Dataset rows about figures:

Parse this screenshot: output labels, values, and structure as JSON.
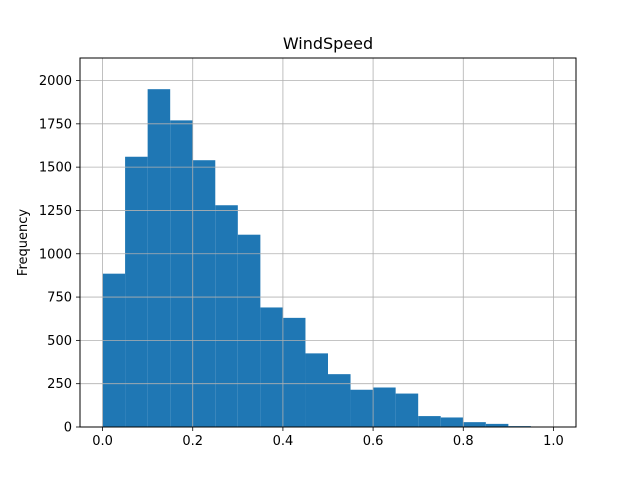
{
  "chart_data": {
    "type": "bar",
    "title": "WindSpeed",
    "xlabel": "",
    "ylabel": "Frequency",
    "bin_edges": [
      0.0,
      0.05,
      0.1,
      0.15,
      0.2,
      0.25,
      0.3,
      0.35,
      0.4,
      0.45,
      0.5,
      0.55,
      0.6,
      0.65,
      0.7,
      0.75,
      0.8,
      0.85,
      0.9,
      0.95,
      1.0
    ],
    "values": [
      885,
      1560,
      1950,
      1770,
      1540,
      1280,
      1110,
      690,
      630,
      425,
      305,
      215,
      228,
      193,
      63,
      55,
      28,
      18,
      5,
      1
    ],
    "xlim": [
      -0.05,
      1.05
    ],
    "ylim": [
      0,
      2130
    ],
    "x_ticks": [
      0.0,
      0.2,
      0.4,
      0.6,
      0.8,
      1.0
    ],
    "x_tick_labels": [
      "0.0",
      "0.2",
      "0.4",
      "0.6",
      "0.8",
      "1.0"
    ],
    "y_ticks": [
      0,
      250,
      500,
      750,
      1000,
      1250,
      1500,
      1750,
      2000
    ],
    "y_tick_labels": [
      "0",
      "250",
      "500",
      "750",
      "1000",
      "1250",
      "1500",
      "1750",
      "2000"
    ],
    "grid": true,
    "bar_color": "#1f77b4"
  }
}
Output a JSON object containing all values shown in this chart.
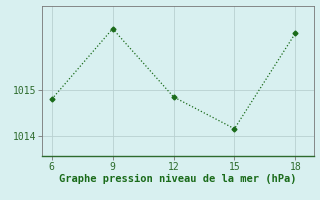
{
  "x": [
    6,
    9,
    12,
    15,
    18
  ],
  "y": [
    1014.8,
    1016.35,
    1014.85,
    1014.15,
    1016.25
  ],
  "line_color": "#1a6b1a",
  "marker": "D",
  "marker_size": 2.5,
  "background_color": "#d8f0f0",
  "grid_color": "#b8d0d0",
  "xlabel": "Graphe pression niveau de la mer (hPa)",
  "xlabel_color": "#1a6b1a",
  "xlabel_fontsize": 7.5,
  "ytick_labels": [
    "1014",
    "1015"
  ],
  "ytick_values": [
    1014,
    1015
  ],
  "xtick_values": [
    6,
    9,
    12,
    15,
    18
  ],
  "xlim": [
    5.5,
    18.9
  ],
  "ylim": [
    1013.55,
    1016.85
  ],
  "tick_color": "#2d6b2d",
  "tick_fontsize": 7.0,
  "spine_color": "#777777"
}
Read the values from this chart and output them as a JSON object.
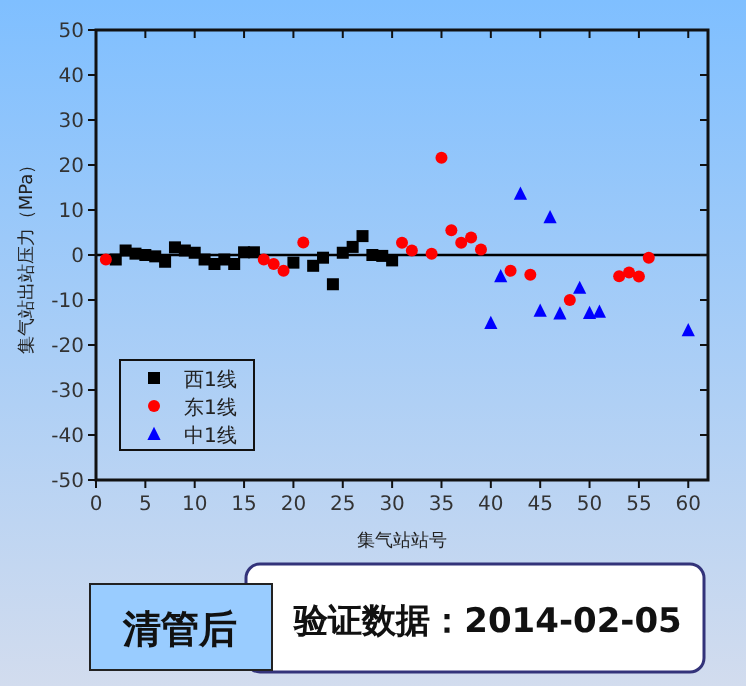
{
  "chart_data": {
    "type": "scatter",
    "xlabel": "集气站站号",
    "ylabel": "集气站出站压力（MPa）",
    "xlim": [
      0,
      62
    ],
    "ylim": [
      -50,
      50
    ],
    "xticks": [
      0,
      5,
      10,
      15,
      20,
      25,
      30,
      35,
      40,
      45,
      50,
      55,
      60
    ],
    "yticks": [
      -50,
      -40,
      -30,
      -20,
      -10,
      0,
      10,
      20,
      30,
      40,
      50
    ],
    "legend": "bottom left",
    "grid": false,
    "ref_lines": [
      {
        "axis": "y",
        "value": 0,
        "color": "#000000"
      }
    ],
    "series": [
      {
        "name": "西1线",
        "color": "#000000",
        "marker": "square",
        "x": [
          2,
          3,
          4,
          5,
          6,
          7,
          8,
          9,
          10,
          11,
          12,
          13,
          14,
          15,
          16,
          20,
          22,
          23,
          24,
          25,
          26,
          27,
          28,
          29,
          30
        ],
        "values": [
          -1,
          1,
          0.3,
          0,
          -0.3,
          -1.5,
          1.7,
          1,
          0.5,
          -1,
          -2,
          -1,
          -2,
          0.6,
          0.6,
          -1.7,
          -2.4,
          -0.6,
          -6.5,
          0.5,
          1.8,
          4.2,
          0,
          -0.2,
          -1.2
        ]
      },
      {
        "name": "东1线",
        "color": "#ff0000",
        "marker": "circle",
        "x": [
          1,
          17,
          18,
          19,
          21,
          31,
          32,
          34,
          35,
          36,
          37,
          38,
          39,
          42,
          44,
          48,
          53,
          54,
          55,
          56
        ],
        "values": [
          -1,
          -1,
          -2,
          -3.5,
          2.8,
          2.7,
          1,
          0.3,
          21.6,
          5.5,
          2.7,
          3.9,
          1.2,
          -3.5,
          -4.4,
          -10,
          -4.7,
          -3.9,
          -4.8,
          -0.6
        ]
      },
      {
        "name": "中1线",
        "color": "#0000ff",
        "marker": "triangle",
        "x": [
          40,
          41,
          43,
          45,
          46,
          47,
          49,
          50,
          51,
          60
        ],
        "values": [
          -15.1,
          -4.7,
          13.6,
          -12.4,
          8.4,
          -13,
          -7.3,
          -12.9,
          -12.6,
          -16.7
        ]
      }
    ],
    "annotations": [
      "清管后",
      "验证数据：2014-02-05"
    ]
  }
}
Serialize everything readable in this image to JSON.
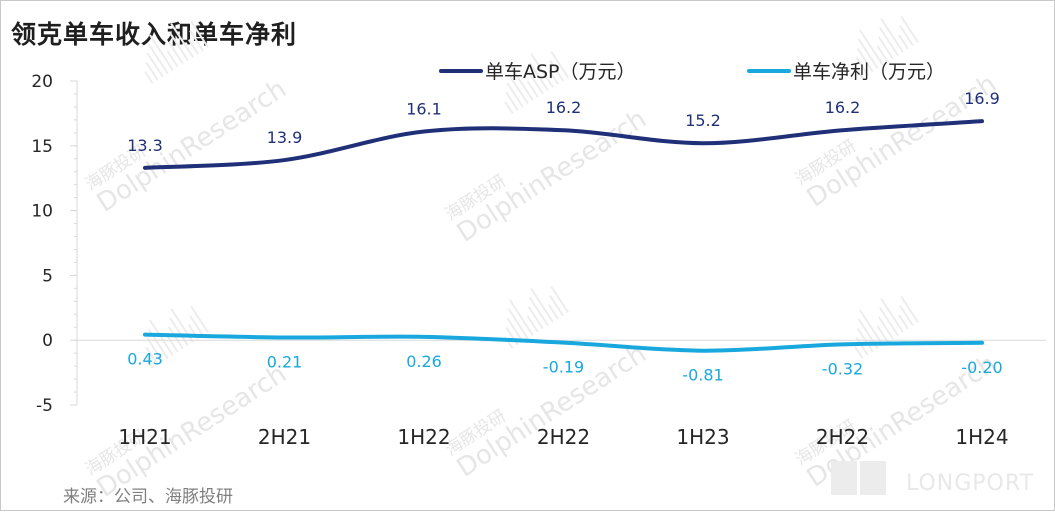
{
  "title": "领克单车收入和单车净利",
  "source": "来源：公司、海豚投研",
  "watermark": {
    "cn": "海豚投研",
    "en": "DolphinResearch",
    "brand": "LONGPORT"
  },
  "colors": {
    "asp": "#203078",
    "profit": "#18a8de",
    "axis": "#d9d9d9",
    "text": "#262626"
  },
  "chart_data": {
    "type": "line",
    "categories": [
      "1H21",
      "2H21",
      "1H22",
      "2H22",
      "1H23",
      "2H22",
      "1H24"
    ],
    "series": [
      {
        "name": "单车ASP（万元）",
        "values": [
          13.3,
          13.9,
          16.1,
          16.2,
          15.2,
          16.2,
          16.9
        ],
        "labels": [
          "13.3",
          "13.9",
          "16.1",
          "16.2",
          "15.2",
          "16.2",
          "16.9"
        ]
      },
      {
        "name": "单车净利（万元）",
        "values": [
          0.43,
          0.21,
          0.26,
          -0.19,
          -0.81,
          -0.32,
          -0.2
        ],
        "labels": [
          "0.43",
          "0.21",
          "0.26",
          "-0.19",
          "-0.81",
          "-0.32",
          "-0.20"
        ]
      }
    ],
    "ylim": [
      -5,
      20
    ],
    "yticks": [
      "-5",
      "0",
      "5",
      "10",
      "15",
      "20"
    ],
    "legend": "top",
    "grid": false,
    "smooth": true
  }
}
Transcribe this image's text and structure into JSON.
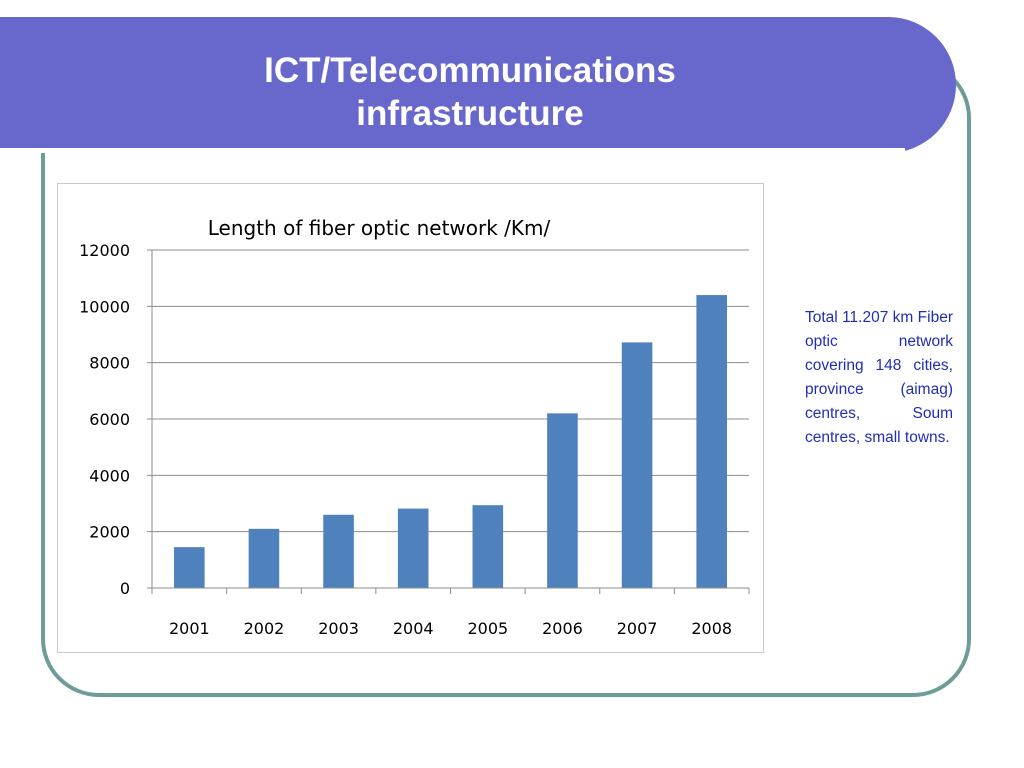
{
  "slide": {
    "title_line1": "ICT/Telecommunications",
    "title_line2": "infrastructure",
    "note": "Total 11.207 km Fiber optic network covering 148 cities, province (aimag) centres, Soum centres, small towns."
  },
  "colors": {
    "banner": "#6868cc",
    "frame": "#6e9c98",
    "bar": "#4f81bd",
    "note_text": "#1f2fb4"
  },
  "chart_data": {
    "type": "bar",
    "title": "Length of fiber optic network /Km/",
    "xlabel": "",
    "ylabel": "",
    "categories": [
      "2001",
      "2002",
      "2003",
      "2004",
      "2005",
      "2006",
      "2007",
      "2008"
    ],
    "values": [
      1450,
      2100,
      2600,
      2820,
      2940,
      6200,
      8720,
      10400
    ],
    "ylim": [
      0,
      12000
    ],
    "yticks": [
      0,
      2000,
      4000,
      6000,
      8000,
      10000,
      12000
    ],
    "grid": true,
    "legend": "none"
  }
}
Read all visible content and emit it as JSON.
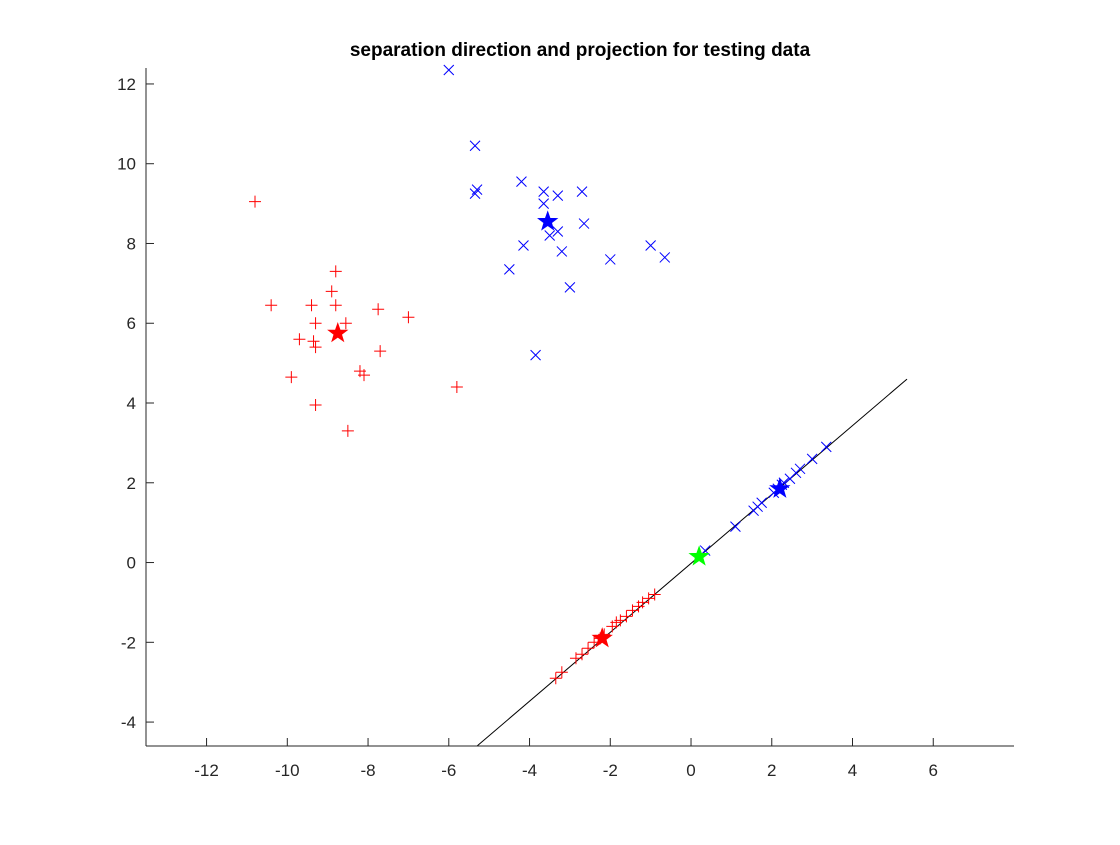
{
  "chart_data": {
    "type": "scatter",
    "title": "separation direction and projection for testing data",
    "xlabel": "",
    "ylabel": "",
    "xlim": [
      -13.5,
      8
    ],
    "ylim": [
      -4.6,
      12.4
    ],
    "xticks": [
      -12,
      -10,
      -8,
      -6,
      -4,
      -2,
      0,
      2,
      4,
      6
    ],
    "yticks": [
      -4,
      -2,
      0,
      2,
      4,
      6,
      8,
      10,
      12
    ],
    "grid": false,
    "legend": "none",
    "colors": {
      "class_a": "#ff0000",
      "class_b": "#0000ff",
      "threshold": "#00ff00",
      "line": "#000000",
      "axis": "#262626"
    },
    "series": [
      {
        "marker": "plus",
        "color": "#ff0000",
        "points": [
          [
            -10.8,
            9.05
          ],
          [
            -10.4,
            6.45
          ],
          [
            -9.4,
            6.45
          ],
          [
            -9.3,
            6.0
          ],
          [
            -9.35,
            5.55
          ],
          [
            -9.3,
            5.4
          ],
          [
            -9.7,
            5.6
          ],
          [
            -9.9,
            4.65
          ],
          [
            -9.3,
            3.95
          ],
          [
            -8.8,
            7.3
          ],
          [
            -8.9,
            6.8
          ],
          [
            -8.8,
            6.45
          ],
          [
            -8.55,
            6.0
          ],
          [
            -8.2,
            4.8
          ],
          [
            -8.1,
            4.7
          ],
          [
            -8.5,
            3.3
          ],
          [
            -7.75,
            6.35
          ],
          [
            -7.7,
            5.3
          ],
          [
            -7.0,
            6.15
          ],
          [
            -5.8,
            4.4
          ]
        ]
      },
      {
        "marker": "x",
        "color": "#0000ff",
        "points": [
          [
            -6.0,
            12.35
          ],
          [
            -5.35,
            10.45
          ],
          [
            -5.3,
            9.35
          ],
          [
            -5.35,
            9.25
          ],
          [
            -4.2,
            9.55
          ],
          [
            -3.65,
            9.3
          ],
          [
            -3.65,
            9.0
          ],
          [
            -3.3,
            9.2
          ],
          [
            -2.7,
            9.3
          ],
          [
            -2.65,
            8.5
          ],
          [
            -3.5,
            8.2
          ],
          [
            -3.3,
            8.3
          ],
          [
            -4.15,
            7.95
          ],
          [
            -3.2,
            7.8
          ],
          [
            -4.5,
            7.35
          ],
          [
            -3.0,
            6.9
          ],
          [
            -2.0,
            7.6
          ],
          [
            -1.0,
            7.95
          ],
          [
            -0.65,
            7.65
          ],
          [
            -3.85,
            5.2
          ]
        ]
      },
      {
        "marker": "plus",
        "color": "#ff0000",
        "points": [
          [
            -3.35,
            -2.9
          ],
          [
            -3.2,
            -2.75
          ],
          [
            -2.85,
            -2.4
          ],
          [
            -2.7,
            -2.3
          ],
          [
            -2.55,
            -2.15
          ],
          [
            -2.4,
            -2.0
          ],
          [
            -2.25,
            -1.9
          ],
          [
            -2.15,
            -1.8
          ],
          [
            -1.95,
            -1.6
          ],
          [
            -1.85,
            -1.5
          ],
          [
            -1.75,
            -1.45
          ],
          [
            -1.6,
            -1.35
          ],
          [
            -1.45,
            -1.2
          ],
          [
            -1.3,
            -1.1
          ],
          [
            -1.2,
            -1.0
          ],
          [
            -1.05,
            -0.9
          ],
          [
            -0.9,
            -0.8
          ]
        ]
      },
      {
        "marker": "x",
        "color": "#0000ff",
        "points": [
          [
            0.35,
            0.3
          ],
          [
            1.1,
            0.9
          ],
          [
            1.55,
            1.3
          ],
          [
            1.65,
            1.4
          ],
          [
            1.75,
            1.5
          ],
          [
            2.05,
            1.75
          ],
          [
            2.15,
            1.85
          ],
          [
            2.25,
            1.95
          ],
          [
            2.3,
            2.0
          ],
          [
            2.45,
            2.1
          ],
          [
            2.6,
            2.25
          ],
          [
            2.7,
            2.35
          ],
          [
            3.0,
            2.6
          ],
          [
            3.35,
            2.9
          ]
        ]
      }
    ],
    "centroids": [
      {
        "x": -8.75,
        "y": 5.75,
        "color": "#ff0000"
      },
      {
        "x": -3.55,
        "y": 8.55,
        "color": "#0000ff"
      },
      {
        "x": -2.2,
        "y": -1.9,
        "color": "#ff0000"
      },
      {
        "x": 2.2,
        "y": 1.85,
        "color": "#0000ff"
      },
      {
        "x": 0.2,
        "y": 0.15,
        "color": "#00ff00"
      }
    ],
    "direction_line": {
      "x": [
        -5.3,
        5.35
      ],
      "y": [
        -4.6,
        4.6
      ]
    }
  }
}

* Aim: Look through the entries above; copy each line where the string "image" appears.

* Exercise output:
Serialize everything readable in this image to JSON.
Transcribe this image's text and structure into JSON.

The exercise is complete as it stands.